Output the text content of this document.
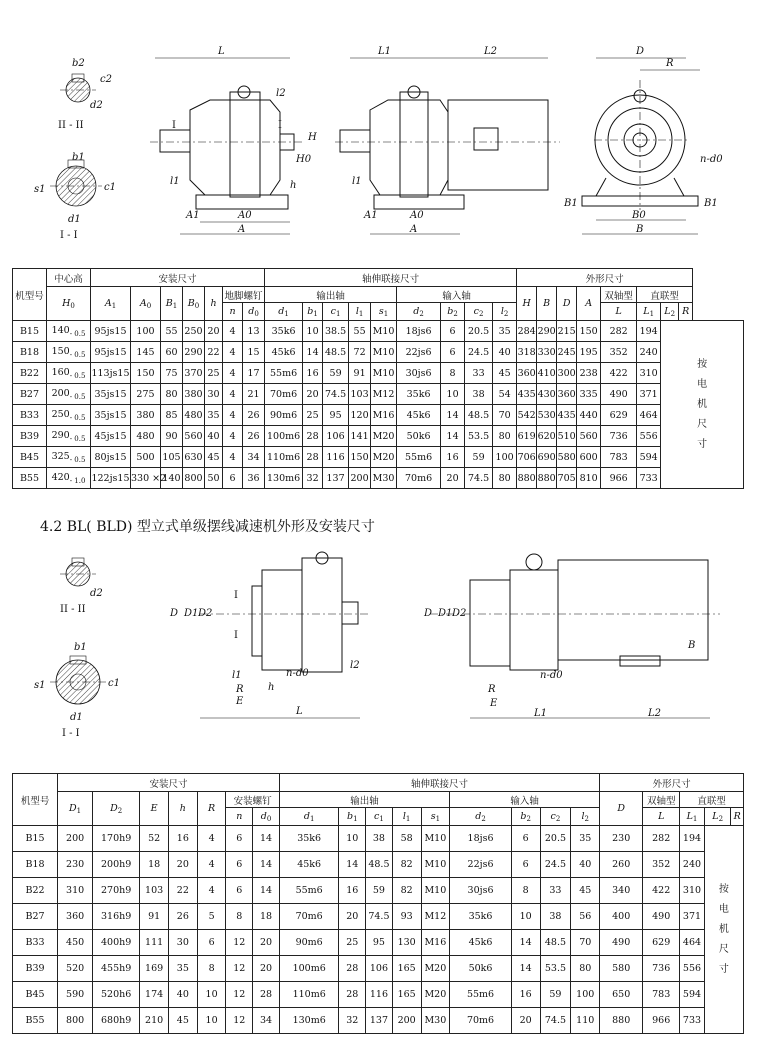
b2
c2
d2
II - II
b1
c1
s1
d1
I - I
L
l2
l1
H
H0
h
A1	A0
A
I	I
L1	L2
l1
A1	A0
A
D
R
n-d0
B1	B1
B0
B
机型号	中心高	安装尺寸							轴伸联接尺寸									外形尺寸							
	$H_0$	$A_1$	$A_0$	$B_1$	$B_0$	h	地脚螺钉		输出轴					输入轴				H	B	D	A	双轴型	直联型		
							n	$d_0$	$d_1$	$b_1$	$c_1$	$l_1$	$s_1$	$d_2$	$b_2$	$c_2$	$l_2$					L	$L_1$	$L_2$	R
B15	$140_{- 0.5}$	95js15	100	55	250	20	4	13	35k6	10	38.5	55	M10	18js6	6	20.5	35	284	290	215	150	282	194	按电机尺寸	
B18	$150_{- 0.5}$	95js15	145	60	290	22	4	15	45k6	14	48.5	72	M10	22js6	6	24.5	40	318	330	245	195	352	240		
B22	$160_{- 0.5}$	113js15	150	75	370	25	4	17	55m6	16	59	91	M10	30js6	8	33	45	360	410	300	238	422	310		
B27	$200_{- 0.5}$	35js15	275	80	380	30	4	21	70m6	20	74.5	103	M12	35k6	10	38	54	435	430	360	335	490	371		
B33	$250_{- 0.5}$	35js15	380	85	480	35	4	26	90m6	25	95	120	M16	45k6	14	48.5	70	542	530	435	440	629	464		
B39	$290_{- 0.5}$	45js15	480	90	560	40	4	26	100m6	28	106	141	M20	50k6	14	53.5	80	619	620	510	560	736	556		
B45	$325_{- 0.5}$	80js15	500	105	630	45	4	34	110m6	28	116	150	M20	55m6	16	59	100	706	690	580	600	783	594		
B55	$420_{- 1.0}$	122js15	330 ×2	140	800	50	6	36	130m6	32	137	200	M30	70m6	20	74.5	80	880	880	705	810	966	733		
4.2 BL( BLD) 型立式单级摆线减速机外形及安装尺寸
d2
II - II
b1
c1
s1
d1
I - I
D D1 D2
l1
R
E
h
n-d0
l2
L
I
I
D D1 D2
B
R
E
n-d0
L1	L2
机型号	安装尺寸							轴伸联接尺寸									外形尺寸				
	$D_1$	$D_2$	E	h	R	安装螺钉		输出轴					输入轴				D	双轴型	直联型		
						n	$d_0$	$d_1$	$b_1$	$c_1$	$l_1$	$s_1$	$d_2$	$b_2$	$c_2$	$l_2$		L	$L_1$	$L_2$	R
B15	200	170h9	52	16	4	6	14	35k6	10	38	58	M10	18js6	6	20.5	35	230	282	194	按电机尺寸	
B18	230	200h9	18	20	4	6	14	45k6	14	48.5	82	M10	22js6	6	24.5	40	260	352	240		
B22	310	270h9	103	22	4	6	14	55m6	16	59	82	M10	30js6	8	33	45	340	422	310		
B27	360	316h9	91	26	5	8	18	70m6	20	74.5	93	M12	35k6	10	38	56	400	490	371		
B33	450	400h9	111	30	6	12	20	90m6	25	95	130	M16	45k6	14	48.5	70	490	629	464		
B39	520	455h9	169	35	8	12	20	100m6	28	106	165	M20	50k6	14	53.5	80	580	736	556		
B45	590	520h6	174	40	10	12	28	110m6	28	116	165	M20	55m6	16	59	100	650	783	594		
B55	800	680h9	210	45	10	12	34	130m6	32	137	200	M30	70m6	20	74.5	110	880	966	733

### Problem to work on
Reproduce each record above by retyping it exactly; omit all images.

### Exercise result
Output the text content of this document.
b2
c2
d2
II - II
b1
c1
s1
d1
I - I
L
l2
l1
H
H0
h
A1	A0
A
I	I
L1	L2
l1
A1	A0
A
D
R
n-d0
B1	B1
B0
B
机型号	中心高	安装尺寸							轴伸联接尺寸									外形尺寸							
	$H_0$	$A_1$	$A_0$	$B_1$	$B_0$	h	地脚螺钉		输出轴					输入轴				H	B	D	A	双轴型	直联型		
							n	$d_0$	$d_1$	$b_1$	$c_1$	$l_1$	$s_1$	$d_2$	$b_2$	$c_2$	$l_2$					L	$L_1$	$L_2$	R
B15	$140_{- 0.5}$	95js15	100	55	250	20	4	13	35k6	10	38.5	55	M10	18js6	6	20.5	35	284	290	215	150	282	194	按电机尺寸	
B18	$150_{- 0.5}$	95js15	145	60	290	22	4	15	45k6	14	48.5	72	M10	22js6	6	24.5	40	318	330	245	195	352	240		
B22	$160_{- 0.5}$	113js15	150	75	370	25	4	17	55m6	16	59	91	M10	30js6	8	33	45	360	410	300	238	422	310		
B27	$200_{- 0.5}$	35js15	275	80	380	30	4	21	70m6	20	74.5	103	M12	35k6	10	38	54	435	430	360	335	490	371		
B33	$250_{- 0.5}$	35js15	380	85	480	35	4	26	90m6	25	95	120	M16	45k6	14	48.5	70	542	530	435	440	629	464		
B39	$290_{- 0.5}$	45js15	480	90	560	40	4	26	100m6	28	106	141	M20	50k6	14	53.5	80	619	620	510	560	736	556		
B45	$325_{- 0.5}$	80js15	500	105	630	45	4	34	110m6	28	116	150	M20	55m6	16	59	100	706	690	580	600	783	594		
B55	$420_{- 1.0}$	122js15	330 ×2	140	800	50	6	36	130m6	32	137	200	M30	70m6	20	74.5	80	880	880	705	810	966	733		
4.2 BL( BLD) 型立式单级摆线减速机外形及安装尺寸
d2
II - II
b1
c1
s1
d1
I - I
D D1 D2
l1
R
E
h
n-d0
l2
L
I
I
D D1 D2
B
R
E
n-d0
L1	L2
机型号	安装尺寸							轴伸联接尺寸									外形尺寸				
	$D_1$	$D_2$	E	h	R	安装螺钉		输出轴					输入轴				D	双轴型	直联型		
						n	$d_0$	$d_1$	$b_1$	$c_1$	$l_1$	$s_1$	$d_2$	$b_2$	$c_2$	$l_2$		L	$L_1$	$L_2$	R
B15	200	170h9	52	16	4	6	14	35k6	10	38	58	M10	18js6	6	20.5	35	230	282	194	按电机尺寸	
B18	230	200h9	18	20	4	6	14	45k6	14	48.5	82	M10	22js6	6	24.5	40	260	352	240		
B22	310	270h9	103	22	4	6	14	55m6	16	59	82	M10	30js6	8	33	45	340	422	310		
B27	360	316h9	91	26	5	8	18	70m6	20	74.5	93	M12	35k6	10	38	56	400	490	371		
B33	450	400h9	111	30	6	12	20	90m6	25	95	130	M16	45k6	14	48.5	70	490	629	464		
B39	520	455h9	169	35	8	12	20	100m6	28	106	165	M20	50k6	14	53.5	80	580	736	556		
B45	590	520h6	174	40	10	12	28	110m6	28	116	165	M20	55m6	16	59	100	650	783	594		
B55	800	680h9	210	45	10	12	34	130m6	32	137	200	M30	70m6	20	74.5	110	880	966	733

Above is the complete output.